Prompt: Could you find every line in the entries below that holds the word "domain" and copy it?

Dataset records of page text:
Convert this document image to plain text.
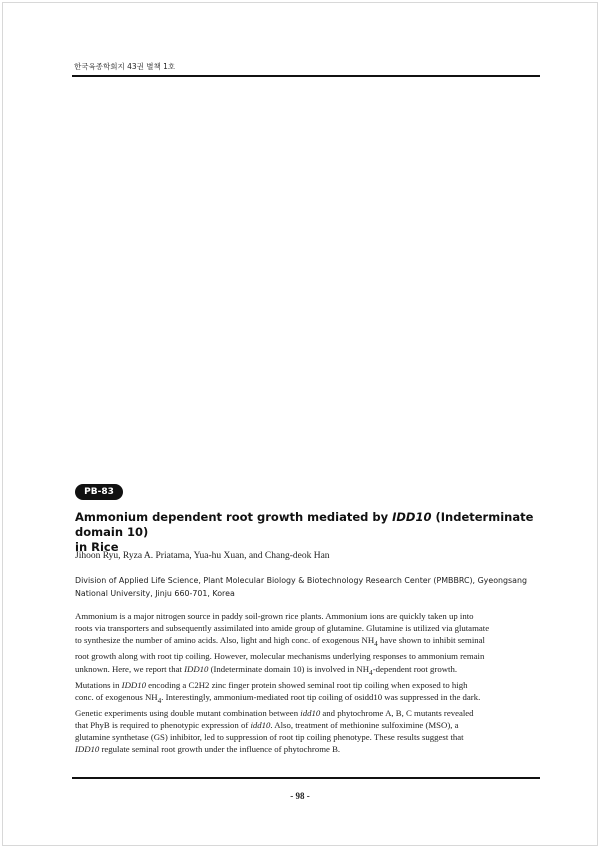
한국육종학회지 43권 별책 1호
PB-83
Ammonium dependent root growth mediated by IDD10 (Indeterminate domain 10)
in Rice
Jihoon Ryu, Ryza A. Priatama, Yua-hu Xuan, and Chang-deok Han
Division of Applied Life Science, Plant Molecular Biology & Biotechnology Research Center (PMBBRC), Gyeongsang
National University, Jinju 660-701, Korea
Ammonium is a major nitrogen source in paddy soil-grown rice plants. Ammonium ions are quickly taken up into
roots via transporters and subsequently assimilated into amide group of glutamine. Glutamine is utilized via glutamate
to synthesize the number of amino acids. Also, light and high conc. of exogenous $NH_4$ have shown to inhibit seminal
root growth along with root tip coiling. However, molecular mechanisms underlying responses to ammonium remain
unknown. Here, we report that IDD10 (Indeterminate domain 10) is involved in $NH_4$-dependent root growth.
Mutations in IDD10 encoding a C2H2 zinc finger protein showed seminal root tip coiling when exposed to high
conc. of exogenous $NH_4$. Interestingly, ammonium-mediated root tip coiling of osidd10 was suppressed in the dark.
Genetic experiments using double mutant combination between idd10 and phytochrome A, B, C mutants revealed
that PhyB is required to phenotypic expression of idd10. Also, treatment of methionine sulfoximine (MSO), a
glutamine synthetase (GS) inhibitor, led to suppression of root tip coiling phenotype. These results suggest that
IDD10 regulate seminal root growth under the influence of phytochrome B.
- 98 -
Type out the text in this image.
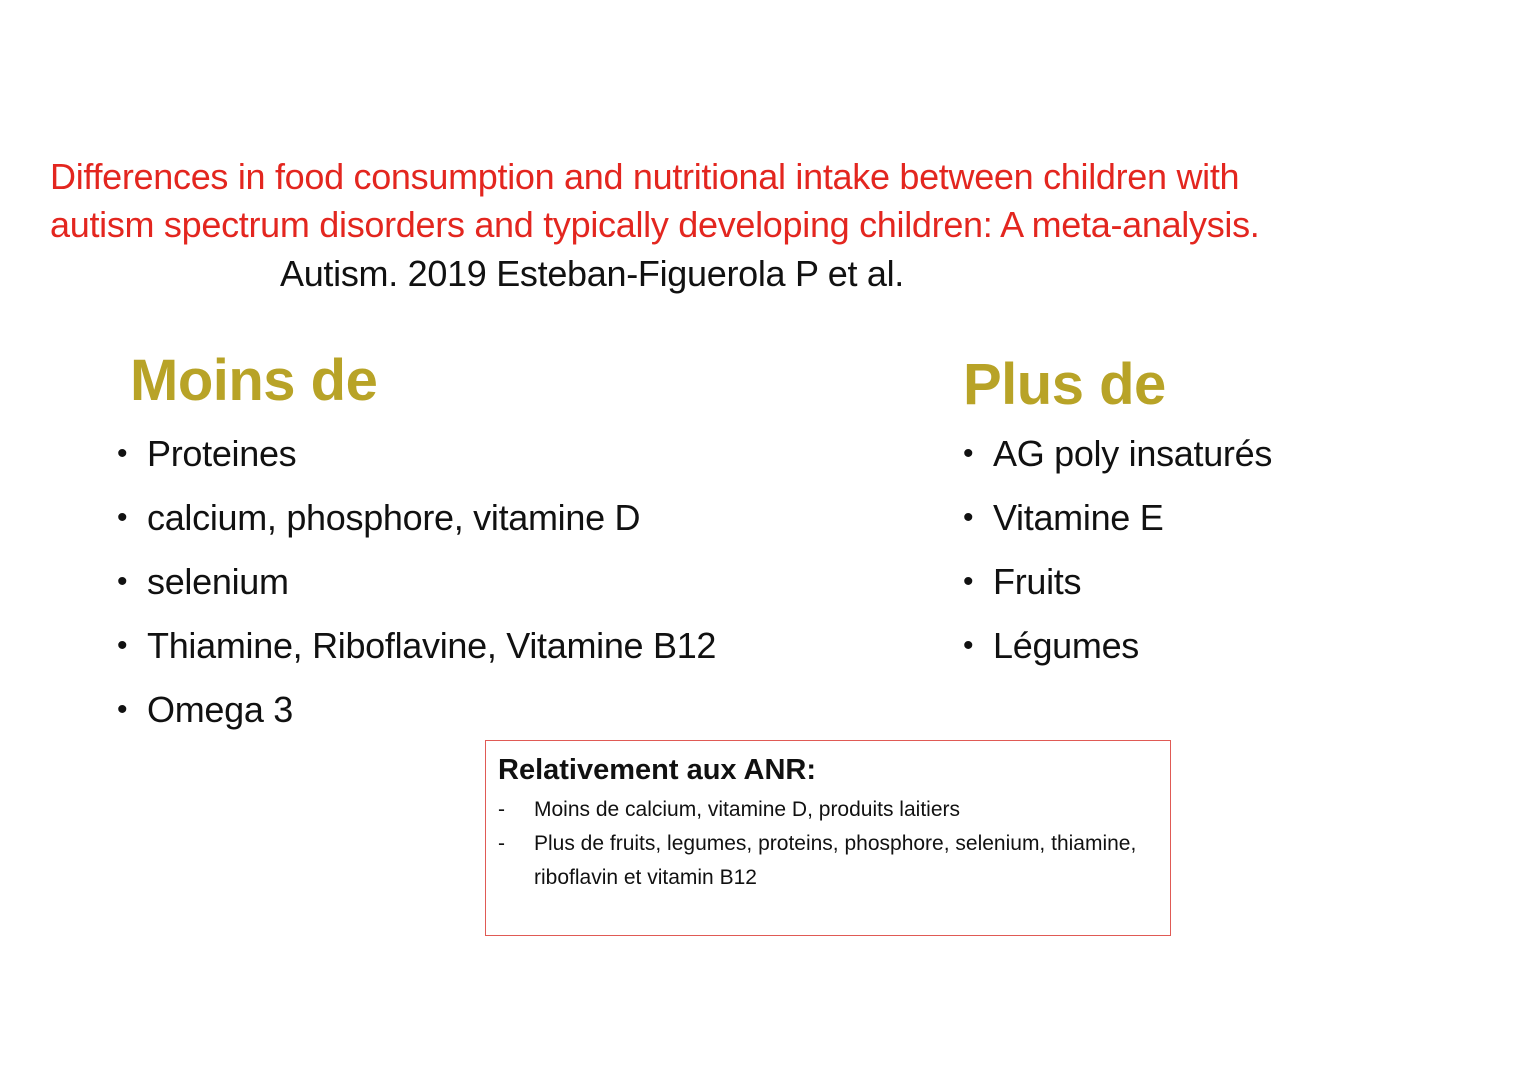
Differences in food consumption and nutritional intake between children with
autism spectrum disorders and typically developing children: A meta-analysis.
Autism. 2019 Esteban-Figuerola P et al.
Moins de
• Proteines
• calcium, phosphore, vitamine D
• selenium
• Thiamine, Riboflavine, Vitamine B12
• Omega 3
Plus de
• AG poly insaturés
• Vitamine E
• Fruits
• Légumes
Relativement aux ANR:
- Moins de calcium, vitamine D, produits laitiers
- Plus de fruits, legumes, proteins, phosphore, selenium, thiamine, riboflavin et vitamin B12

Response area:
Ammonium dependent root growth mediated by IDD10 (Indeterminate domain 10)
unknown. Here, we report that IDD10 (Indeterminate domain 10) is involved in $NH_4$-dependent root growth.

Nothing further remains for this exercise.